[AIM]
Show all lines that include the string "meczu"; copy each one.

━━━ DATASET RECORDS ━━━

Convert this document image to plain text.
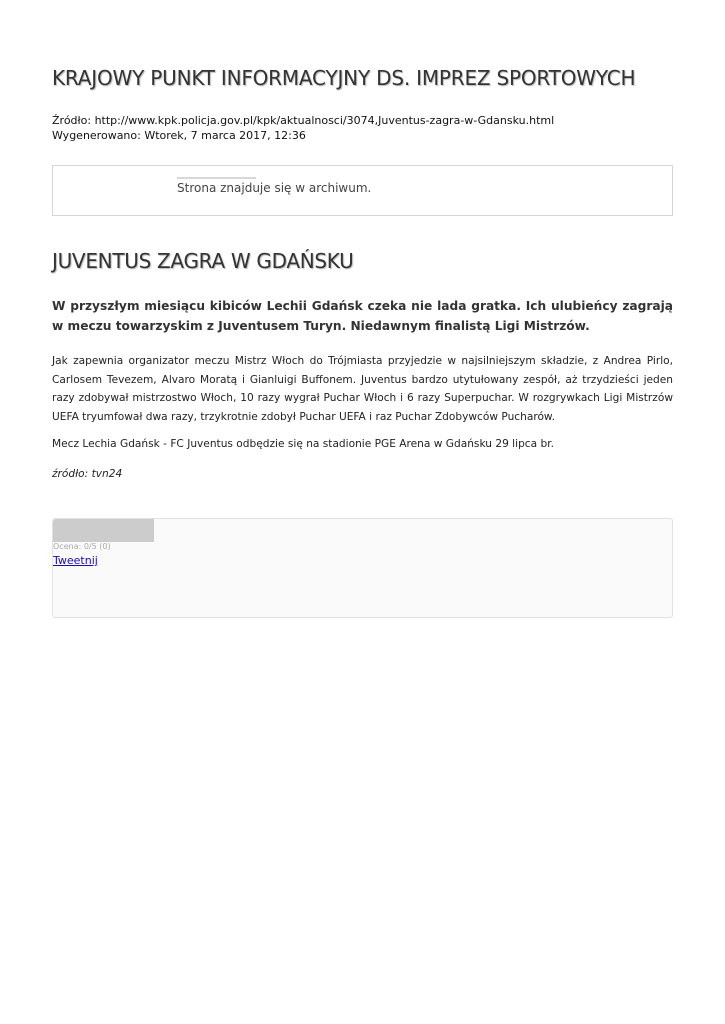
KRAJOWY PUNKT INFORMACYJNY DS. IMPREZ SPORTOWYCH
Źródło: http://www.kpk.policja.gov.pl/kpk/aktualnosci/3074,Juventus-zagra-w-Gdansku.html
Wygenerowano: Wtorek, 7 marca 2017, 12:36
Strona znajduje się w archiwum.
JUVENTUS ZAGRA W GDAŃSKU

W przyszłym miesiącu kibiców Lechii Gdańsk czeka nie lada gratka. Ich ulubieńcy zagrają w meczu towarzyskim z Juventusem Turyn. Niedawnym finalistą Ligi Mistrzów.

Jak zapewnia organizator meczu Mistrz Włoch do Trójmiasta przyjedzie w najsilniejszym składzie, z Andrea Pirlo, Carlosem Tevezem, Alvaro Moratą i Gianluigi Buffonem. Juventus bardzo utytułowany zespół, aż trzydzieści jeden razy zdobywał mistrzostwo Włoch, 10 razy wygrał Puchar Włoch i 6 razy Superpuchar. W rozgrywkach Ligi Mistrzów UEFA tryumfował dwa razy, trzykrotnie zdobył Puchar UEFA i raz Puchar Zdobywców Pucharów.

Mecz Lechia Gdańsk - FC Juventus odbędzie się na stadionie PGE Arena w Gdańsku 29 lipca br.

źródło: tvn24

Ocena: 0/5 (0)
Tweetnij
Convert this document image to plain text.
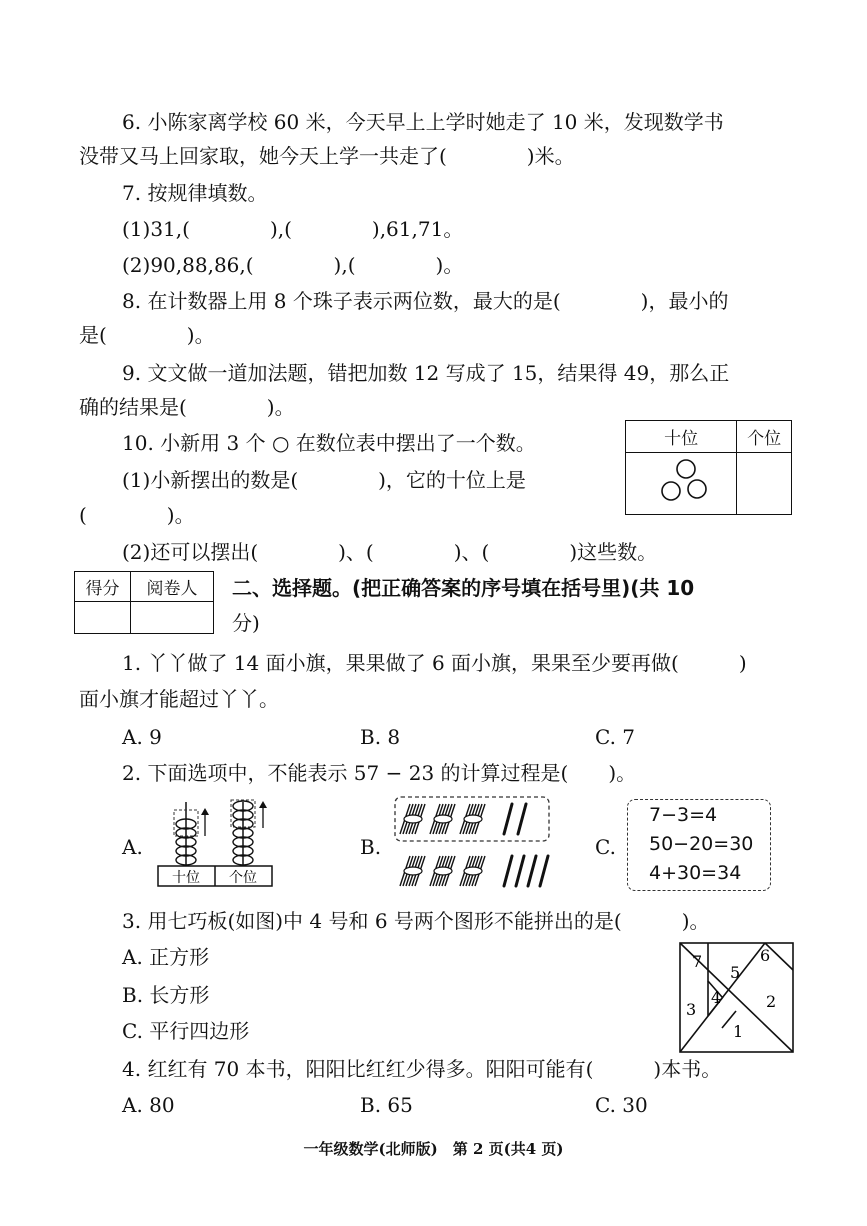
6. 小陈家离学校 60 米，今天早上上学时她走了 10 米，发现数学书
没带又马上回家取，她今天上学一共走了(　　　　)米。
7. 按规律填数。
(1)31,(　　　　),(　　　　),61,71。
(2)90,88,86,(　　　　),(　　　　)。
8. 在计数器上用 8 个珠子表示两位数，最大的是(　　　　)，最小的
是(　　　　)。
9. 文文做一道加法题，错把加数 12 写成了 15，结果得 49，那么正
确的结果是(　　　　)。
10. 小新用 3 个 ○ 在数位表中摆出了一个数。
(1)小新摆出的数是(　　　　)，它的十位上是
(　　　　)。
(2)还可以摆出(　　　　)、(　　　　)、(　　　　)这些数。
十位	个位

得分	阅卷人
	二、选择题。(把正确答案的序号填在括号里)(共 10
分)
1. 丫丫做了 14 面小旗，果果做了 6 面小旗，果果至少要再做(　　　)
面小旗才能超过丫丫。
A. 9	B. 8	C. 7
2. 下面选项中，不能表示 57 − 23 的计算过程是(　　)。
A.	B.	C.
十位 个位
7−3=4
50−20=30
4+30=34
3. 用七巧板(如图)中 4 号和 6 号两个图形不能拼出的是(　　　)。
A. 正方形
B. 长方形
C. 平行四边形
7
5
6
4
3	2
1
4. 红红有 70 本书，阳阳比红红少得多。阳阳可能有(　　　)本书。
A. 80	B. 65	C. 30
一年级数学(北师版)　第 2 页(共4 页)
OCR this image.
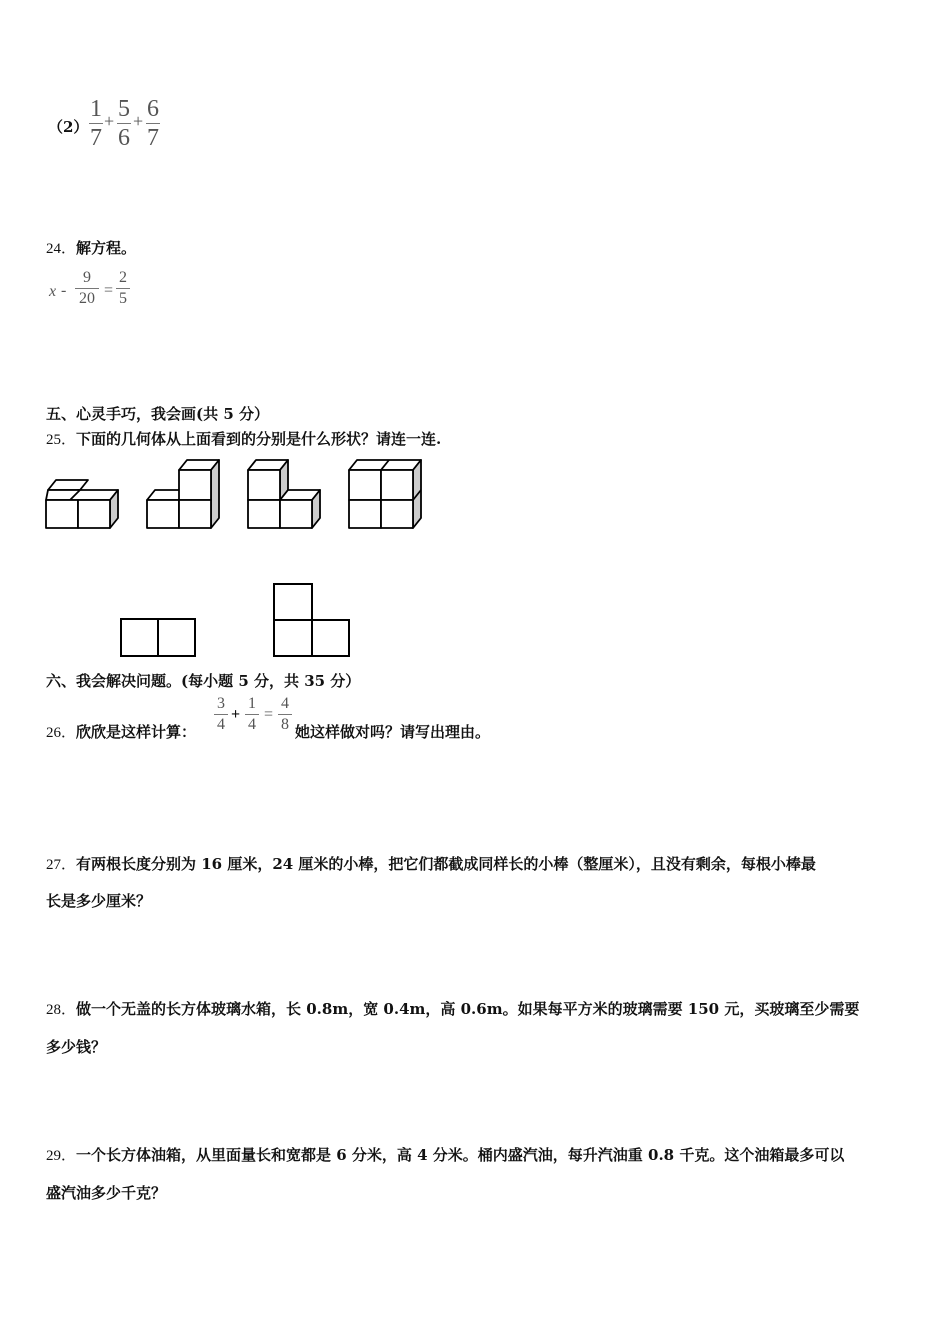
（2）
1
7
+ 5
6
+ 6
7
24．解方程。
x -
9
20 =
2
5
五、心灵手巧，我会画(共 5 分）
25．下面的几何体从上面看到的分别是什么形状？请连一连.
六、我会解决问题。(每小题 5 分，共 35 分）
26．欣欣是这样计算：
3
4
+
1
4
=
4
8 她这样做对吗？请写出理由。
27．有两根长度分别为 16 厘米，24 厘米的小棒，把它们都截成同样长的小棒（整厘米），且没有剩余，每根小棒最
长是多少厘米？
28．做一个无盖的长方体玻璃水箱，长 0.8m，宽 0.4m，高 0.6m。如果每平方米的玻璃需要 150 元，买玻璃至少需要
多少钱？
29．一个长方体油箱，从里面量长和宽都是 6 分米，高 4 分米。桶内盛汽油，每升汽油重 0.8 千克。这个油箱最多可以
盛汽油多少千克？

━━━

[WRITTEN RESPONSE]
W przyszłym miesiącu kibiców Lechii Gdańsk czeka nie lada gratka. Ich ulubieńcy zagrają w meczu towarzyskim z Juventusem Turyn. Niedawnym finalistą Ligi Mistrzów.
Jak zapewnia organizator meczu Mistrz Włoch do Trójmiasta przyjedzie w najsilniejszym składzie, z Andrea Pirlo, Carlosem Tevezem, Alvaro Moratą i Gianluigi Buffonem. Juventus bardzo utytułowany zespół, aż trzydzieści jeden razy zdobywał mistrzostwo Włoch, 10 razy wygrał Puchar Włoch i 6 razy Superpuchar. W rozgrywkach Ligi Mistrzów UEFA tryumfował dwa razy, trzykrotnie zdobył Puchar UEFA i raz Puchar Zdobywców Pucharów.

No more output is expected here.